**Given instruction**
List all lines of the data containing the word "Target".

::::

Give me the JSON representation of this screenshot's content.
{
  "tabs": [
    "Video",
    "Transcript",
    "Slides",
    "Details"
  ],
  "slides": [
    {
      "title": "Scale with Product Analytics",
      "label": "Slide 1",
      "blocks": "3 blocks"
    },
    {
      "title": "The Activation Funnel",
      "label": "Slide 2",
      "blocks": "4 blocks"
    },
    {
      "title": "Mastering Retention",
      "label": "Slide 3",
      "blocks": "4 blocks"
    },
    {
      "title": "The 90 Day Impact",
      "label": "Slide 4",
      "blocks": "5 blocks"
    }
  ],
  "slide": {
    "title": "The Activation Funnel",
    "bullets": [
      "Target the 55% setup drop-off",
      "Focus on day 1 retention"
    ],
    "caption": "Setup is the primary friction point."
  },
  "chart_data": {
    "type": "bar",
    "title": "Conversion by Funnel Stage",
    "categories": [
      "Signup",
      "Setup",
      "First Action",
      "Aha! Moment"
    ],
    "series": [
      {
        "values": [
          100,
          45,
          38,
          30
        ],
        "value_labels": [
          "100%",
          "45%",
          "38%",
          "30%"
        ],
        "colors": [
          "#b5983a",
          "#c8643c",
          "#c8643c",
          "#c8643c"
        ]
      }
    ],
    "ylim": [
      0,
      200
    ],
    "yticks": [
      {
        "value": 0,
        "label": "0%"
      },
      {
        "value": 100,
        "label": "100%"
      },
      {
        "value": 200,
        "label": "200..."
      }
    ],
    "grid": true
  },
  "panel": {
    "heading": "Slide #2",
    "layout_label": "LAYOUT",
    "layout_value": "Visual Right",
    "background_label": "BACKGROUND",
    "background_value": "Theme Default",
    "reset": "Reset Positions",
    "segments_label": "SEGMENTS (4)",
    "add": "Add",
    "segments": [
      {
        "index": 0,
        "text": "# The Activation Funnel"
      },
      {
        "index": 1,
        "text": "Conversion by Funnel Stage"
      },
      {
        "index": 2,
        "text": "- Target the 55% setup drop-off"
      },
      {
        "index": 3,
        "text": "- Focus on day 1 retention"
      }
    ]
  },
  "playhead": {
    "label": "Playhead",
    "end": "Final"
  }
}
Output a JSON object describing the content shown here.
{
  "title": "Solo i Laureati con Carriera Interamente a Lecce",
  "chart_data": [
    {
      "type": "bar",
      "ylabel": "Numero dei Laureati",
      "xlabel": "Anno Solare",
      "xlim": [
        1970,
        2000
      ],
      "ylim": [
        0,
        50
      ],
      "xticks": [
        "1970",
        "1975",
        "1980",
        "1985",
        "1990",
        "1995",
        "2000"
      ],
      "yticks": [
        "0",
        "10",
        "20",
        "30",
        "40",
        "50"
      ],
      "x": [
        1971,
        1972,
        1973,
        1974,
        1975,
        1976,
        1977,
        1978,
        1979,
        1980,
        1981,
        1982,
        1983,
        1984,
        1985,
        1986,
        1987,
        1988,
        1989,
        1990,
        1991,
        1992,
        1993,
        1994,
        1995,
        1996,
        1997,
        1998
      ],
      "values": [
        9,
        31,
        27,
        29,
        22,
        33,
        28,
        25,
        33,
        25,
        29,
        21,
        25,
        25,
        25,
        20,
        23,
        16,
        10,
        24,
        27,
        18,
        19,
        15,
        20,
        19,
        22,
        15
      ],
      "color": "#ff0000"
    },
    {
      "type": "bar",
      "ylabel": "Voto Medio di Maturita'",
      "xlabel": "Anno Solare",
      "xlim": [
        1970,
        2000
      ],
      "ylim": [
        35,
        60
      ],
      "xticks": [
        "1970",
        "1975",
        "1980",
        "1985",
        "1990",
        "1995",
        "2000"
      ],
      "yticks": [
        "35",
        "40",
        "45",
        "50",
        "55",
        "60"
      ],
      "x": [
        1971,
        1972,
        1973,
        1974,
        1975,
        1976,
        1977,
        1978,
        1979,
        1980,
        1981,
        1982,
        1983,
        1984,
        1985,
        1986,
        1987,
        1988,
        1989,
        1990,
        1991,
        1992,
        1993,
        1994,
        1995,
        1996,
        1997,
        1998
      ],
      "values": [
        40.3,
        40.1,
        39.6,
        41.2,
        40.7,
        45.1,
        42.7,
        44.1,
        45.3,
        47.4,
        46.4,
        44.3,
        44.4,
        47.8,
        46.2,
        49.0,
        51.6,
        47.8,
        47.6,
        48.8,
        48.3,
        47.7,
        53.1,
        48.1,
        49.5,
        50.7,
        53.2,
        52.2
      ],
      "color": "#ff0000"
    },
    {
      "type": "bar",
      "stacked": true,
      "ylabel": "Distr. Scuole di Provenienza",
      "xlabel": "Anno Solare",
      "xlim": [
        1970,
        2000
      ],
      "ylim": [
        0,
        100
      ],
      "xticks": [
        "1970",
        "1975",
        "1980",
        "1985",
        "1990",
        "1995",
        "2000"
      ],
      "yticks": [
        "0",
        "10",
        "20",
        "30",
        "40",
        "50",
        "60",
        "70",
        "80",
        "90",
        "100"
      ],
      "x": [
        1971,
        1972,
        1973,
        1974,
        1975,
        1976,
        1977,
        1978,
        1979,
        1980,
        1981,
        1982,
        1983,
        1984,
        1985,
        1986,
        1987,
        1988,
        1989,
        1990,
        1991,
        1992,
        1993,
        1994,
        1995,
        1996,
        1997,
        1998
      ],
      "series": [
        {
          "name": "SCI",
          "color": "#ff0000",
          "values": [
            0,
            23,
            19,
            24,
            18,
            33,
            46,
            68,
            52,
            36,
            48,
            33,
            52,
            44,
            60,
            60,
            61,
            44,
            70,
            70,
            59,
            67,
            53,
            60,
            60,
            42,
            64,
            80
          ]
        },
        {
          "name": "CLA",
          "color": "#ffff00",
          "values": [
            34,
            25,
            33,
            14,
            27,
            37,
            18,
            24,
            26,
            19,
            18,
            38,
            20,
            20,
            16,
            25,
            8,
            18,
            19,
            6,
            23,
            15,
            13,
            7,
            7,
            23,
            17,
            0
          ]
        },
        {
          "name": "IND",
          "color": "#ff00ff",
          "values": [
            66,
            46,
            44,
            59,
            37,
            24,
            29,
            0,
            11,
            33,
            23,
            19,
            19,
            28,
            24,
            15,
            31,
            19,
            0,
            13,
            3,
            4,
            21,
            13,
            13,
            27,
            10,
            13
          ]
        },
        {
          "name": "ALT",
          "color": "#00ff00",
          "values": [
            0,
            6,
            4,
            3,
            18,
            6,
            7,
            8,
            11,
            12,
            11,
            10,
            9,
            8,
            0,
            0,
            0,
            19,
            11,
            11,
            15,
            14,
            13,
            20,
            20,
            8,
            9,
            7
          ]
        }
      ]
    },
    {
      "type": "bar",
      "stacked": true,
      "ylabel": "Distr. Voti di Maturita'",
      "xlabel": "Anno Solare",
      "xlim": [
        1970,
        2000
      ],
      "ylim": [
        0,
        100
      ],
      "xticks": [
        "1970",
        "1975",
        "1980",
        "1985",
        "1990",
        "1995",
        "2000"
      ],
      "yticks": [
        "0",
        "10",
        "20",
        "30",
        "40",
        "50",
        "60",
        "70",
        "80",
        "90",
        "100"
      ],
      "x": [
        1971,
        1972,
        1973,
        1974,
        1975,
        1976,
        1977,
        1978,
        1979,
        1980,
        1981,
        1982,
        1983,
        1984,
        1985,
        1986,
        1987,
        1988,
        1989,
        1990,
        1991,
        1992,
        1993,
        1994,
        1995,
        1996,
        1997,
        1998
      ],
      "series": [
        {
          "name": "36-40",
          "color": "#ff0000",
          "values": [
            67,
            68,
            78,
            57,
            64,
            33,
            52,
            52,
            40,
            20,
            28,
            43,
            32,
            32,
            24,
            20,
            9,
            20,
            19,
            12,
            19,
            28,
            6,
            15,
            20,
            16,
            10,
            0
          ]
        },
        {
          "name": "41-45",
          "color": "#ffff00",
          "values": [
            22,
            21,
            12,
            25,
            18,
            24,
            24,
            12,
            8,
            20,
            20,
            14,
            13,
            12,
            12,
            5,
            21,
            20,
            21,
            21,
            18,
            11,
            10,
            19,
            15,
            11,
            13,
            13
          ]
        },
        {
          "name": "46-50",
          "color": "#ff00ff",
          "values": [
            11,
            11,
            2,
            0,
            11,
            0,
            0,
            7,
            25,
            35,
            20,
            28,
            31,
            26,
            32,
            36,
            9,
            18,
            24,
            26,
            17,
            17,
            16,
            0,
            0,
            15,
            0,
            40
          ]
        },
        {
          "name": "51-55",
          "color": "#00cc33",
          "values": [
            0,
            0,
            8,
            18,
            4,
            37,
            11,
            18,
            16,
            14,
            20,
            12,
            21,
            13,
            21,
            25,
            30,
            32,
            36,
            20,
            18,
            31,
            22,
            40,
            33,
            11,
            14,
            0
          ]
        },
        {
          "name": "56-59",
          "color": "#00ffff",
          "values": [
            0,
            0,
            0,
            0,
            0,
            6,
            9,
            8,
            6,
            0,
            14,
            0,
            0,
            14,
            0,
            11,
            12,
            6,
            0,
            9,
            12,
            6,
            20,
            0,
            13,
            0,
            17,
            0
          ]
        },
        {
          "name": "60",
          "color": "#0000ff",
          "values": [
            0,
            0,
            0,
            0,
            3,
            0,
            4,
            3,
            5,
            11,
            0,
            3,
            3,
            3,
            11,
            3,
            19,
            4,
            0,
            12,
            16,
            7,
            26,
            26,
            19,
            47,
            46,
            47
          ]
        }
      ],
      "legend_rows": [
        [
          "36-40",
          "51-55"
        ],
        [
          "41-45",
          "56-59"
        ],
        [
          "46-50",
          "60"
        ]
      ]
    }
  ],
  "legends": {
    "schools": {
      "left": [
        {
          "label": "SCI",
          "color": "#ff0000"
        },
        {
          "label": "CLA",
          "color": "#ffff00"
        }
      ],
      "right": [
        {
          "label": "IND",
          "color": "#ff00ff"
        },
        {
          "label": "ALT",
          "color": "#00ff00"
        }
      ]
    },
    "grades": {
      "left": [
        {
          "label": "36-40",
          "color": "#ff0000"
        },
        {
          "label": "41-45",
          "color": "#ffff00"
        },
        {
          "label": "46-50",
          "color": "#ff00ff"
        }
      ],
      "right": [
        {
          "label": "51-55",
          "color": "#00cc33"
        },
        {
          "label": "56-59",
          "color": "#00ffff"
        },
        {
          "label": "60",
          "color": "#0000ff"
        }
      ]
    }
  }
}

::::

**Complete output**
      "Target the 55% setup drop-off",
        "text": "- Target the 55% setup drop-off"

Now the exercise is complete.